■ **Using the information**
1. Answer these from the PHIL 115 course listing:
(a) On which campus is the course listed?
(b) Which groups are named as making arguments in daily life?
(c) Which edition of the assigned textbook is required, and who is its author?
2. Extend the PHIL 115 course listing with a further passage that picks up after its final sentence.

■ **Supplied passage**
Andrea Sullivan-Clarke
PHIL 115
Seattle Campus

Practical Reasoning

Introduction to logic emphasizing concepts and methods useful for practical analysis of arguments in everyday contexts; meaning, syllogisms, logical diagrams, inductive and statistical inference, informal fallacies, argument structure, perhaps some beginning symbolic logic. Offered: AWSpS.

Class description

We encounter arguments in all spheres of our daily lives. Arguments, whether made by family members, scientists, politicians or the media, are tendered in support of some position or other. This course is designed to introduce you to the various forms of argumentation and the ways to assess the strengths/limitations of those arguments. By the end of the course, you should be able to extract arguments from a variety of sources, reconstruct those arguments, and offer a philosophical analysis of each. Goals and Objectives: *Identify the Different Forms of Argumentation *Extract and Reconstruct Arguments from Different Media *Develop Strategies for Critically Evaluating Each Form TEXT: "Reason and Argument" (2nd edition), Richard Feldman; and electronic sources to supplement weekly objectives.

■ **Extracted entries**
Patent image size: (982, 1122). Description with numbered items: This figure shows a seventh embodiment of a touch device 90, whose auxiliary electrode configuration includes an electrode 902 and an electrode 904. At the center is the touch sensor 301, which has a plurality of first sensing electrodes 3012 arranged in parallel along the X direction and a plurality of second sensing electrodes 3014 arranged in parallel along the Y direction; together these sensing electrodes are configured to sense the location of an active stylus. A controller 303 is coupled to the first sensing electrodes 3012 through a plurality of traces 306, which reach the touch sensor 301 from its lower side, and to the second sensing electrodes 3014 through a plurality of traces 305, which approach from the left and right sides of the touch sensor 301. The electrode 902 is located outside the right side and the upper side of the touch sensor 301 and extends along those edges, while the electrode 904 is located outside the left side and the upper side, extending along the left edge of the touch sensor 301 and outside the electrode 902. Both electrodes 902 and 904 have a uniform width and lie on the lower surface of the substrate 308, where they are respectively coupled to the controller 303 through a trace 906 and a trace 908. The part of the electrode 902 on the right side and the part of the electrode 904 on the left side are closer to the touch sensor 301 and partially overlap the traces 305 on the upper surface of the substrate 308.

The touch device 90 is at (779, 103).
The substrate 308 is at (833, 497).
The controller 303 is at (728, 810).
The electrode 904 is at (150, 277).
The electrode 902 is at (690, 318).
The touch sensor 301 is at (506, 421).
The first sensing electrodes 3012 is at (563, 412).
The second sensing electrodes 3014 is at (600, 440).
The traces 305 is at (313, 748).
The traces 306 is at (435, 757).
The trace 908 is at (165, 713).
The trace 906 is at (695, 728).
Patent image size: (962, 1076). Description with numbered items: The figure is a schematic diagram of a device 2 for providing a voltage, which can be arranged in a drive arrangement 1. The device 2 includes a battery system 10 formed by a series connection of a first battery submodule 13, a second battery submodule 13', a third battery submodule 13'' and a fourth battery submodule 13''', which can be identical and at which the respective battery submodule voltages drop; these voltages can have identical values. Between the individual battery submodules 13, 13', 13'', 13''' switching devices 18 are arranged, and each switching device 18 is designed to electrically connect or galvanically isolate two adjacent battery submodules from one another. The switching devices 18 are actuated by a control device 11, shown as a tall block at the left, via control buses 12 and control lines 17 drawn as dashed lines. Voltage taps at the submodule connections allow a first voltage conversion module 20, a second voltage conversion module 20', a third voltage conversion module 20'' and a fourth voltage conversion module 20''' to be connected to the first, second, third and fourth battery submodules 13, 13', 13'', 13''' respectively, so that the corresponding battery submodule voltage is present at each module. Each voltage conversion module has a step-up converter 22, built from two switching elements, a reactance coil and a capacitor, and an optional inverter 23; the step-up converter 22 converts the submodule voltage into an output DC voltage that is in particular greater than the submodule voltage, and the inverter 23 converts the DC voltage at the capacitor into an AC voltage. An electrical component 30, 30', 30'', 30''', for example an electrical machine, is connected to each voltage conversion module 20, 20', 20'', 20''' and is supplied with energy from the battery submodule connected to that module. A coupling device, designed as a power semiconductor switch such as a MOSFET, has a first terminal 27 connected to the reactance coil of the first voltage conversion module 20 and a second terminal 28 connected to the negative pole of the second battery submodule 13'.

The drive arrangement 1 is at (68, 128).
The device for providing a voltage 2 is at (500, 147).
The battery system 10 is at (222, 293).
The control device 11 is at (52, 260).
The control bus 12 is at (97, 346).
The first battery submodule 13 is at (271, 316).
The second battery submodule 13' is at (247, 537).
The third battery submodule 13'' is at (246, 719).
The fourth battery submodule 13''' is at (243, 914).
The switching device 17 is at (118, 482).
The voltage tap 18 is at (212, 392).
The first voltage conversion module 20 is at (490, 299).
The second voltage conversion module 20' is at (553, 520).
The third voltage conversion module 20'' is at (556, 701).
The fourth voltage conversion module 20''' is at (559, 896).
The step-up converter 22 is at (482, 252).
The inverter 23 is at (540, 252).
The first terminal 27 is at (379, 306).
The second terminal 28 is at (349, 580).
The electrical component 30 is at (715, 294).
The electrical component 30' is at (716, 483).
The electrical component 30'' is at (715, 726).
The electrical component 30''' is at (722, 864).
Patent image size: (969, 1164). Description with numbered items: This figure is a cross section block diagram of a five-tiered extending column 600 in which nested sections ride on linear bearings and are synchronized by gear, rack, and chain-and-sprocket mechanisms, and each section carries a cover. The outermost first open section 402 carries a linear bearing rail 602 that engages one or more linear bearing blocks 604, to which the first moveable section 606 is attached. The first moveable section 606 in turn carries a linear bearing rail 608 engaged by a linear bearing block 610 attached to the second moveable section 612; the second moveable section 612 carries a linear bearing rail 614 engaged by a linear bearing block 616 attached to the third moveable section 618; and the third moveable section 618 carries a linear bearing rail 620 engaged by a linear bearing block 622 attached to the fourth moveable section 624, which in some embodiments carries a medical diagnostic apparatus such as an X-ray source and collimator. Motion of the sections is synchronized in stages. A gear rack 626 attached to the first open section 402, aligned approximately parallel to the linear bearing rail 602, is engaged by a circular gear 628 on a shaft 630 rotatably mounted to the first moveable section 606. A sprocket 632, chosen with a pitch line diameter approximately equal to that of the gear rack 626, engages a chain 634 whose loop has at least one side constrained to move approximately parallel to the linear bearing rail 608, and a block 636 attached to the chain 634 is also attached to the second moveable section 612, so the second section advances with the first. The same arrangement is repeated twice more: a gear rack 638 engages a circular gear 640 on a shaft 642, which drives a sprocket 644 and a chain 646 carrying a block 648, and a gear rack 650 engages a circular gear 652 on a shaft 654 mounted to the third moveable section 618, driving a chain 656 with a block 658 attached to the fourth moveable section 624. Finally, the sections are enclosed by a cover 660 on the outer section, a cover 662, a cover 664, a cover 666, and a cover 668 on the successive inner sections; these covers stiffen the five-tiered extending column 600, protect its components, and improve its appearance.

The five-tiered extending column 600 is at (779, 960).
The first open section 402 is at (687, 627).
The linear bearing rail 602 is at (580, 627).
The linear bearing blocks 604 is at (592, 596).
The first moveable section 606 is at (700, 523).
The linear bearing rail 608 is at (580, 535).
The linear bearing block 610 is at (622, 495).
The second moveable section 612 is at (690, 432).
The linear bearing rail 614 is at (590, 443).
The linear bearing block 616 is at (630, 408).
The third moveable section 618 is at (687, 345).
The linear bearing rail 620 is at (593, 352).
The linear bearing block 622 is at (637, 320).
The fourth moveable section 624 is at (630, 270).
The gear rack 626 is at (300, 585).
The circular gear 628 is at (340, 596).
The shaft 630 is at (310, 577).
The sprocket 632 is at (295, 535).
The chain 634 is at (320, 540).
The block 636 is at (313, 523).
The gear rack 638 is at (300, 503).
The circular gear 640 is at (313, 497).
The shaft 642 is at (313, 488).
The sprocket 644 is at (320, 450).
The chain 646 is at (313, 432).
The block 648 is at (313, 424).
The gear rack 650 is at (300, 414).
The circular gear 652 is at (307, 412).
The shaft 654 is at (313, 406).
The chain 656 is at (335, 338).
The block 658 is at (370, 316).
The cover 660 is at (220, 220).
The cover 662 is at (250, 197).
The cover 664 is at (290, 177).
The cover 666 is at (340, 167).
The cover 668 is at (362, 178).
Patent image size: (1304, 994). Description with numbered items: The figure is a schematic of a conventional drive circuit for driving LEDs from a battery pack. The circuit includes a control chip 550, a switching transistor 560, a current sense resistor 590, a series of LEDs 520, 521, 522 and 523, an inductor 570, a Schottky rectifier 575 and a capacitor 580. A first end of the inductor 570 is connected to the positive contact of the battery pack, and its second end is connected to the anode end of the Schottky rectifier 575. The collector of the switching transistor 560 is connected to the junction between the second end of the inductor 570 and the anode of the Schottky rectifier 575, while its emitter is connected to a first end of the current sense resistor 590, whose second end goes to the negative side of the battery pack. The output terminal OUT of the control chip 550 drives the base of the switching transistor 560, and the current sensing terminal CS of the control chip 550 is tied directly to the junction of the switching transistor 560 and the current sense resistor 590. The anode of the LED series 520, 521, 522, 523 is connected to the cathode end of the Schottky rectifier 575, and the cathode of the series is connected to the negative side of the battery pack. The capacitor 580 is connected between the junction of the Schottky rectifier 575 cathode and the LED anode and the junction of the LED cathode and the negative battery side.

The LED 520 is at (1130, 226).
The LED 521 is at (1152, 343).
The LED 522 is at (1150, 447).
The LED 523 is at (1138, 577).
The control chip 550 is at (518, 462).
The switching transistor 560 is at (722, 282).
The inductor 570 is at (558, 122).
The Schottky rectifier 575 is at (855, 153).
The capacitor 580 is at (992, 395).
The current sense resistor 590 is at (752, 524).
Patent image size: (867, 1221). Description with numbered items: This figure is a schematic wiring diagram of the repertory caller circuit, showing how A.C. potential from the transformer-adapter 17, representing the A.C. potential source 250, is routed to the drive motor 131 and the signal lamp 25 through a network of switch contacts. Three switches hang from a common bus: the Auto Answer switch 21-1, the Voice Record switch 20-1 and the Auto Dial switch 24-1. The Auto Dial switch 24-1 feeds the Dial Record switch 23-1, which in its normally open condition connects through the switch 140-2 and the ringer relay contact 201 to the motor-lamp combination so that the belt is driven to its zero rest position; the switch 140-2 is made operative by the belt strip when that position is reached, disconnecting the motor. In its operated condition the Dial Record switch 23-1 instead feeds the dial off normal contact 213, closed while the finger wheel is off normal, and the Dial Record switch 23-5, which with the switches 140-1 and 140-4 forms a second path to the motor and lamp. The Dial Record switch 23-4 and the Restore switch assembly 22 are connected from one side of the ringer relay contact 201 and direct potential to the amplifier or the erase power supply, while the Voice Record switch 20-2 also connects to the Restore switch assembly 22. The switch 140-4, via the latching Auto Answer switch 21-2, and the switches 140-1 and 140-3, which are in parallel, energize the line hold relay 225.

■ **Task-by-task results**
1.
(a) Seattle Campus.
(b) Family members, scientists, politicians, and the media.
(c) The 2nd edition of "Reason and Argument," by Richard Feldman.

2.
Student learning goals

General method of instruction

Recommended preparation

Class assignments and grading

The information above is intended to be helpful in choosing courses. Because the instructor may further develop his/her plans for this course, its characteristics are subject to change without notice. In most cases, the official course syllabus will be distributed on the first day of class.